— start —

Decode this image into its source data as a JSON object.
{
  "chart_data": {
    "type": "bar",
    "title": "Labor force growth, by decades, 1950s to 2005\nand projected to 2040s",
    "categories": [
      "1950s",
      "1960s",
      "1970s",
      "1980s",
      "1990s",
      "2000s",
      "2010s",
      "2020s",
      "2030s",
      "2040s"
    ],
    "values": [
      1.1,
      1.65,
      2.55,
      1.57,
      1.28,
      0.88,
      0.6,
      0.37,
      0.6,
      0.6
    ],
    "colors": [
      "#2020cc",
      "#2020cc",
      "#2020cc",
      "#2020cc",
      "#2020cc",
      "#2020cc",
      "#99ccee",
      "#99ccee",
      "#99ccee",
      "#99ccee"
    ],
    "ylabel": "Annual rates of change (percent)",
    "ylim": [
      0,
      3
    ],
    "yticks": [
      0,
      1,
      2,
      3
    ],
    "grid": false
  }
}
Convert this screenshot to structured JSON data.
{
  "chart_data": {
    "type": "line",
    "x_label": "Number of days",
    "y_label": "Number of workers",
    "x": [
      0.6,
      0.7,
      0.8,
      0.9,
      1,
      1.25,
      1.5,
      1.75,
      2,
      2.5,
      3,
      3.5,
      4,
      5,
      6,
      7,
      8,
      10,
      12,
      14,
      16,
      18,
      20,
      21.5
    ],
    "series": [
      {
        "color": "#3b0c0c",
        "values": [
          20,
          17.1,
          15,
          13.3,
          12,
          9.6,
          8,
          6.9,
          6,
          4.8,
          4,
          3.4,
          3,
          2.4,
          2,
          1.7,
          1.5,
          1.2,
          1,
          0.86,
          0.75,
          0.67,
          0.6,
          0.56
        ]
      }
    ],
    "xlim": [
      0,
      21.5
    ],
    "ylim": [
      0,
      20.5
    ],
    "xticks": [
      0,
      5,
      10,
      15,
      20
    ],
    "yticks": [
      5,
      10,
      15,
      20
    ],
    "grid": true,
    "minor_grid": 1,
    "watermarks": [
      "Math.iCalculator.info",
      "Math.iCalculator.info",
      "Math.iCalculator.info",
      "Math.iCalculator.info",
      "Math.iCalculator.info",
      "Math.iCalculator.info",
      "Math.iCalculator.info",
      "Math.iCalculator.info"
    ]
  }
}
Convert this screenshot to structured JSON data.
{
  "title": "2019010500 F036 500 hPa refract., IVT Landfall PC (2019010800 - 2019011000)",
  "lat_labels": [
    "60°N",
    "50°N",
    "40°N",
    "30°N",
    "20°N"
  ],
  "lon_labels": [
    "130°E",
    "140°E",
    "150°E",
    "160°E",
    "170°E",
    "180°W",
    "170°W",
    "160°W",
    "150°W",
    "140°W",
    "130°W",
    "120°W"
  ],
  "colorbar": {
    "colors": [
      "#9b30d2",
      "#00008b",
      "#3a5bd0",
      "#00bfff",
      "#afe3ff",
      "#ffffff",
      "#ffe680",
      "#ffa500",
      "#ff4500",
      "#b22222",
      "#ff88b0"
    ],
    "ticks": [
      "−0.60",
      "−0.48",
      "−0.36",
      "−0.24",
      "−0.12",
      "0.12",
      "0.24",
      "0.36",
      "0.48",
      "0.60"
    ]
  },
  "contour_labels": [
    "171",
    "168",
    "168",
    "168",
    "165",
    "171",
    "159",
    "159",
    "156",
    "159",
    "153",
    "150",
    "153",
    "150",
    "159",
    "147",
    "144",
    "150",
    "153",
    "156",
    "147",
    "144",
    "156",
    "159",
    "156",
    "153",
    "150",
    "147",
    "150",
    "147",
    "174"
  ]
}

— end —

YOUR TASK: Filter for "Number". Return all lines that hold it.

RESULT BELOW:
    "x_label": "Number of days",
    "y_label": "Number of workers",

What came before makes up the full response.